Manitoba RCMP have come under fire for their conduct in an altercation that left a 43-year-old man dead.
A provincial inquest report released Wednesday paints a troubling picture of the circumstances surrounding the November 2008 death of Nathan Boryskavich in The Pas.
"It’s clear from the evidence received that in several key areas the officers involved did not follow either a common-sense approach to the situation, nor did they follow the RCMP policy manual," provincial court Judge Larry Allen said in his decision.
Boryskavich died of a brain hemorrhage after a violent confontation with officers responding to a domestic-related call. He was pepper-sprayed and wrestled to the ground, ultimately causing his neck to become twisted in such a manner that he suffered a fatal injury.
"The RCMP officers could have handled this situation in a manner more closely approximating their training and the best practices of policing. They did not," said Allen. He also criticized the way police gave evidence, saying they contradicted each other, and their previous statements on "many instances."
"The attending officers were not good witnesses," he said
Still, he said Boryskavich must also share in the blame for the tragic outcome.

▶ _WRITTEN EXERCISE 1_: Duplicate the portion of the RCMP inquest article from "A provincial inquest" up to and including "in his decision.".

▶ _RAW DATA_:

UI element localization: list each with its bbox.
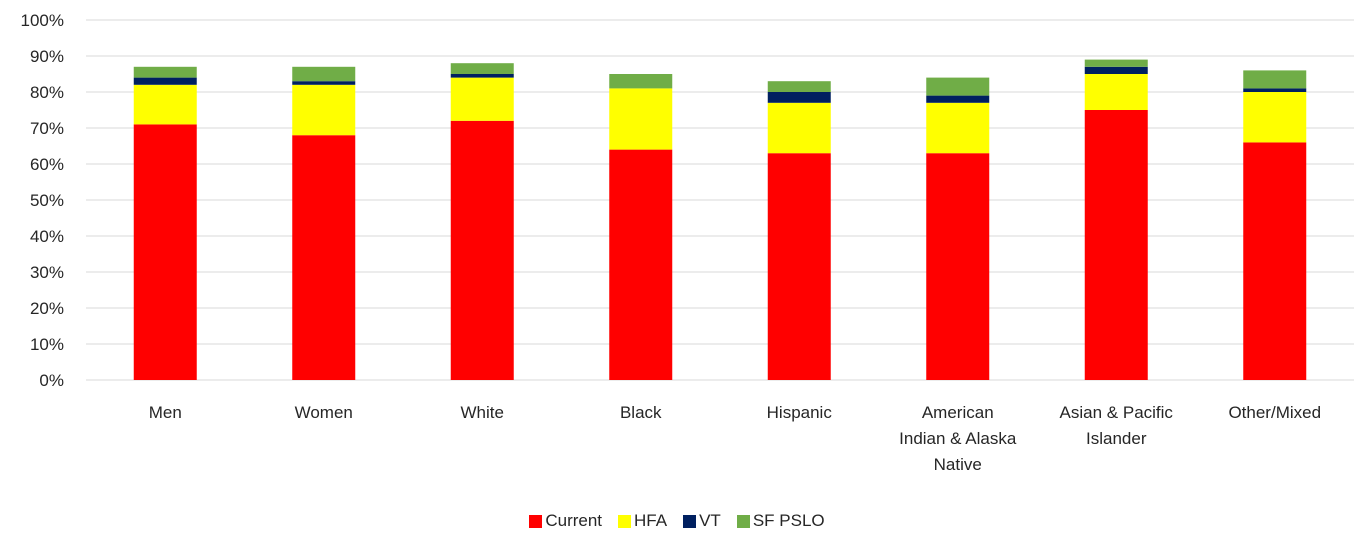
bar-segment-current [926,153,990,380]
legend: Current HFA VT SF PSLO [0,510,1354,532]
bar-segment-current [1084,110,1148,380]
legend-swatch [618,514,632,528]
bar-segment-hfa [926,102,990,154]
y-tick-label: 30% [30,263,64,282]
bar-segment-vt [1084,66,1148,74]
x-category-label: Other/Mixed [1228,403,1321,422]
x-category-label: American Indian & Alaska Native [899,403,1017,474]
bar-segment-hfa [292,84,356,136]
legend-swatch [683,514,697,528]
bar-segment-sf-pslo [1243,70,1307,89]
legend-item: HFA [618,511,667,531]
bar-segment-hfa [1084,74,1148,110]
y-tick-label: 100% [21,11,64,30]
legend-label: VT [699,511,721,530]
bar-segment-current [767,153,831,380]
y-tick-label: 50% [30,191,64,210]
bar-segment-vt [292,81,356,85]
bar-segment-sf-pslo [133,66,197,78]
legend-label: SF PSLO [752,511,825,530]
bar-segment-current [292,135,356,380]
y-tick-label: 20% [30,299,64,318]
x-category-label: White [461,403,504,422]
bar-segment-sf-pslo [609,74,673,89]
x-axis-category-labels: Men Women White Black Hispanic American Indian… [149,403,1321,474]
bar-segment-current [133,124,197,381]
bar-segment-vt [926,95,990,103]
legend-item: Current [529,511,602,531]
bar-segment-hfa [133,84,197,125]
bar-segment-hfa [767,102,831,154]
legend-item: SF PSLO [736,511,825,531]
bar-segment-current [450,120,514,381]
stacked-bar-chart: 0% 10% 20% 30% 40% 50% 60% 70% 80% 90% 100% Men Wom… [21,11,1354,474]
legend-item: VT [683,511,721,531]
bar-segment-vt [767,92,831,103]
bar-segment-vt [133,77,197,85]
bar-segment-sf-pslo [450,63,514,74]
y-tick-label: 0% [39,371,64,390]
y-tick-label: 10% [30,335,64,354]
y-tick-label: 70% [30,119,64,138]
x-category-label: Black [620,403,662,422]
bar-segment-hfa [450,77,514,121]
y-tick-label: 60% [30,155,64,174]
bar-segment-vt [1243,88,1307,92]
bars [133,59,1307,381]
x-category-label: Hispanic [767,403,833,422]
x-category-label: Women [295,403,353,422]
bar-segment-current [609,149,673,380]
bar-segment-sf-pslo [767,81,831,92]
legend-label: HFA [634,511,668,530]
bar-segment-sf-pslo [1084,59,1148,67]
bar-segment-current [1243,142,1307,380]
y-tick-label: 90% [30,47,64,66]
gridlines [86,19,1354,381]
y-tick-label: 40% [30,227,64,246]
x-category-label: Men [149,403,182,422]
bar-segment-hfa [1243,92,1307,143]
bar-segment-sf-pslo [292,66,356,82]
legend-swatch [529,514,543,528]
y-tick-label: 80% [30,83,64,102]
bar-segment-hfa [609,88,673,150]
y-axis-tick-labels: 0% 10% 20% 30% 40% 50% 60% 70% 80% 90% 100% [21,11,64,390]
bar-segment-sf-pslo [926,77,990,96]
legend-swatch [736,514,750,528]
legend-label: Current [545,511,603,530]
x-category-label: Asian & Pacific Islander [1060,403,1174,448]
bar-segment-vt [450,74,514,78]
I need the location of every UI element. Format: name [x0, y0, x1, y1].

▶ _WRITTEN EXERCISE 2_: Rewrite the rows from the line with "bar-segment-current [926,153,990,380]" up to and including the line with "bar-segment-sf-pslo [1084,59,1148,67]", replacing "x-category-label" with "category-label" and leaving everything else unchanged. Return only those lines.

▶ _EXPECTED OUTPUT 1_:
A provincial inquest report released Wednesday paints a troubling picture of the circumstances surrounding the November 2008 death of Nathan Boryskavich in The Pas.
"It’s clear from the evidence received that in several key areas the officers involved did not follow either a common-sense approach to the situation, nor did they follow the RCMP policy manual," provincial court Judge Larry Allen said in his decision.

▶ _EXPECTED OUTPUT 2_:
bar-segment-current [926,153,990,380]
legend: Current HFA VT SF PSLO [0,510,1354,532]
bar-segment-current [1084,110,1148,380]
legend-swatch [618,514,632,528]
bar-segment-hfa [926,102,990,154]
y-tick-label: 30% [30,263,64,282]
bar-segment-vt [1084,66,1148,74]
category-label: Other/Mixed [1228,403,1321,422]
category-label: American Indian & Alaska Native [899,403,1017,474]
bar-segment-hfa [292,84,356,136]
legend-swatch [683,514,697,528]
bar-segment-sf-pslo [1243,70,1307,89]
legend-item: HFA [618,511,667,531]
bar-segment-hfa [1084,74,1148,110]
y-tick-label: 100% [21,11,64,30]
legend-label: VT [699,511,721,530]
bar-segment-current [767,153,831,380]
y-tick-label: 50% [30,191,64,210]
bar-segment-vt [292,81,356,85]
bar-segment-sf-pslo [133,66,197,78]
legend-label: SF PSLO [752,511,825,530]
bar-segment-current [292,135,356,380]
y-tick-label: 20% [30,299,64,318]
category-label: White [461,403,504,422]
bar-segment-sf-pslo [609,74,673,89]
x-axis-category-labels: Men Women White Black Hispanic American Indian… [149,403,1321,474]
bar-segment-current [133,124,197,381]
bar-segment-vt [926,95,990,103]
legend-item: Current [529,511,602,531]
bar-segment-hfa [133,84,197,125]
bar-segment-hfa [767,102,831,154]
legend-item: SF PSLO [736,511,825,531]
bar-segment-current [450,120,514,381]
stacked-bar-chart: 0% 10% 20% 30% 40% 50% 60% 70% 80% 90% 100% Men Wom… [21,11,1354,474]
legend-item: VT [683,511,721,531]
bar-segment-vt [767,92,831,103]
bar-segment-vt [133,77,197,85]
bar-segment-sf-pslo [450,63,514,74]
y-tick-label: 0% [39,371,64,390]
y-tick-label: 10% [30,335,64,354]
y-tick-label: 70% [30,119,64,138]
category-label: Black [620,403,662,422]
bar-segment-hfa [450,77,514,121]
y-tick-label: 60% [30,155,64,174]
bar-segment-vt [1243,88,1307,92]
bars [133,59,1307,381]
category-label: Hispanic [767,403,833,422]
category-label: Women [295,403,353,422]
bar-segment-current [609,149,673,380]
bar-segment-sf-pslo [767,81,831,92]
legend-label: HFA [634,511,668,530]
bar-segment-sf-pslo [1084,59,1148,67]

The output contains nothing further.